* _Task data_:
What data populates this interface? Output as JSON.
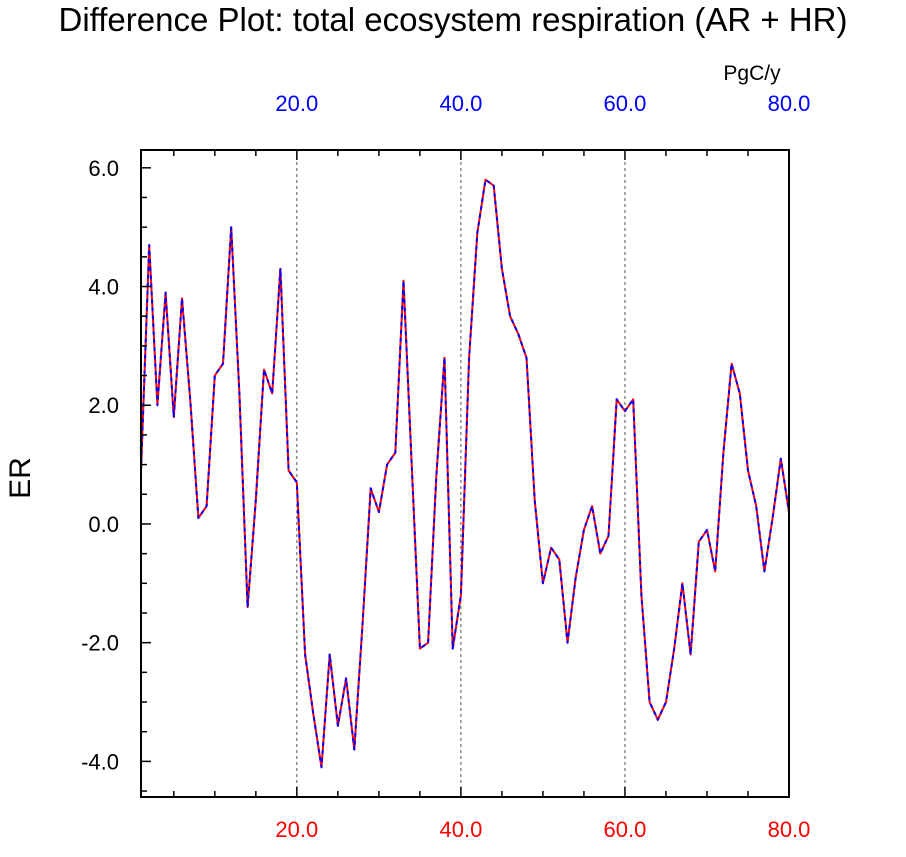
{
  "title": "Difference Plot: total ecosystem respiration (AR + HR)",
  "chart_data": {
    "type": "line",
    "title": "Difference Plot: total ecosystem respiration (AR + HR)",
    "ylabel": "ER",
    "top_axis_unit": "PgC/y",
    "xlim": [
      1,
      80
    ],
    "ylim": [
      -4.6,
      6.3
    ],
    "x_ticks": [
      20,
      40,
      60,
      80
    ],
    "x_tick_labels": [
      "20.0",
      "40.0",
      "60.0",
      "80.0"
    ],
    "y_ticks": [
      -4,
      -2,
      0,
      2,
      4,
      6
    ],
    "y_tick_labels": [
      "-4.0",
      "-2.0",
      "0.0",
      "2.0",
      "4.0",
      "6.0"
    ],
    "grid": "dashed vertical lines at 20, 40, 60",
    "colors": {
      "bottom_axis_labels": "#ff0000",
      "top_axis_labels": "#0000ff",
      "series_a": "#ff0000",
      "series_b": "#0000ff"
    },
    "x": [
      1,
      2,
      3,
      4,
      5,
      6,
      7,
      8,
      9,
      10,
      11,
      12,
      13,
      14,
      15,
      16,
      17,
      18,
      19,
      20,
      21,
      22,
      23,
      24,
      25,
      26,
      27,
      28,
      29,
      30,
      31,
      32,
      33,
      34,
      35,
      36,
      37,
      38,
      39,
      40,
      41,
      42,
      43,
      44,
      45,
      46,
      47,
      48,
      49,
      50,
      51,
      52,
      53,
      54,
      55,
      56,
      57,
      58,
      59,
      60,
      61,
      62,
      63,
      64,
      65,
      66,
      67,
      68,
      69,
      70,
      71,
      72,
      73,
      74,
      75,
      76,
      77,
      78,
      79,
      80
    ],
    "series": [
      {
        "color": "#ff0000",
        "style": "solid",
        "values": [
          0.9,
          4.7,
          2.0,
          3.9,
          1.8,
          3.8,
          2.1,
          0.1,
          0.3,
          2.5,
          2.7,
          5.0,
          2.2,
          -1.4,
          0.4,
          2.6,
          2.2,
          4.3,
          0.9,
          0.7,
          -2.2,
          -3.2,
          -4.1,
          -2.2,
          -3.4,
          -2.6,
          -3.8,
          -1.7,
          0.6,
          0.2,
          1.0,
          1.2,
          4.1,
          1.0,
          -2.1,
          -2.0,
          0.8,
          2.8,
          -2.1,
          -1.2,
          2.8,
          4.9,
          5.8,
          5.7,
          4.3,
          3.5,
          3.2,
          2.8,
          0.4,
          -1.0,
          -0.4,
          -0.6,
          -2.0,
          -0.9,
          -0.1,
          0.3,
          -0.5,
          -0.2,
          2.1,
          1.9,
          2.1,
          -1.2,
          -3.0,
          -3.3,
          -3.0,
          -2.1,
          -1.0,
          -2.2,
          -0.3,
          -0.1,
          -0.8,
          1.2,
          2.7,
          2.2,
          0.9,
          0.3,
          -0.8,
          0.1,
          1.1,
          0.2
        ]
      },
      {
        "color": "#0000ff",
        "style": "dashed",
        "values": [
          0.9,
          4.7,
          2.0,
          3.9,
          1.8,
          3.8,
          2.1,
          0.1,
          0.3,
          2.5,
          2.7,
          5.0,
          2.2,
          -1.4,
          0.4,
          2.6,
          2.2,
          4.3,
          0.9,
          0.7,
          -2.2,
          -3.2,
          -4.1,
          -2.2,
          -3.4,
          -2.6,
          -3.8,
          -1.7,
          0.6,
          0.2,
          1.0,
          1.2,
          4.1,
          1.0,
          -2.1,
          -2.0,
          0.8,
          2.8,
          -2.1,
          -1.2,
          2.8,
          4.9,
          5.8,
          5.7,
          4.3,
          3.5,
          3.2,
          2.8,
          0.4,
          -1.0,
          -0.4,
          -0.6,
          -2.0,
          -0.9,
          -0.1,
          0.3,
          -0.5,
          -0.2,
          2.1,
          1.9,
          2.1,
          -1.2,
          -3.0,
          -3.3,
          -3.0,
          -2.1,
          -1.0,
          -2.2,
          -0.3,
          -0.1,
          -0.8,
          1.2,
          2.7,
          2.2,
          0.9,
          0.3,
          -0.8,
          0.1,
          1.1,
          0.2
        ]
      }
    ]
  }
}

* _Task objective_: Of the lines above, how many contain the word "title"? Provide the number and nothing else.

* _Finished answer_: 2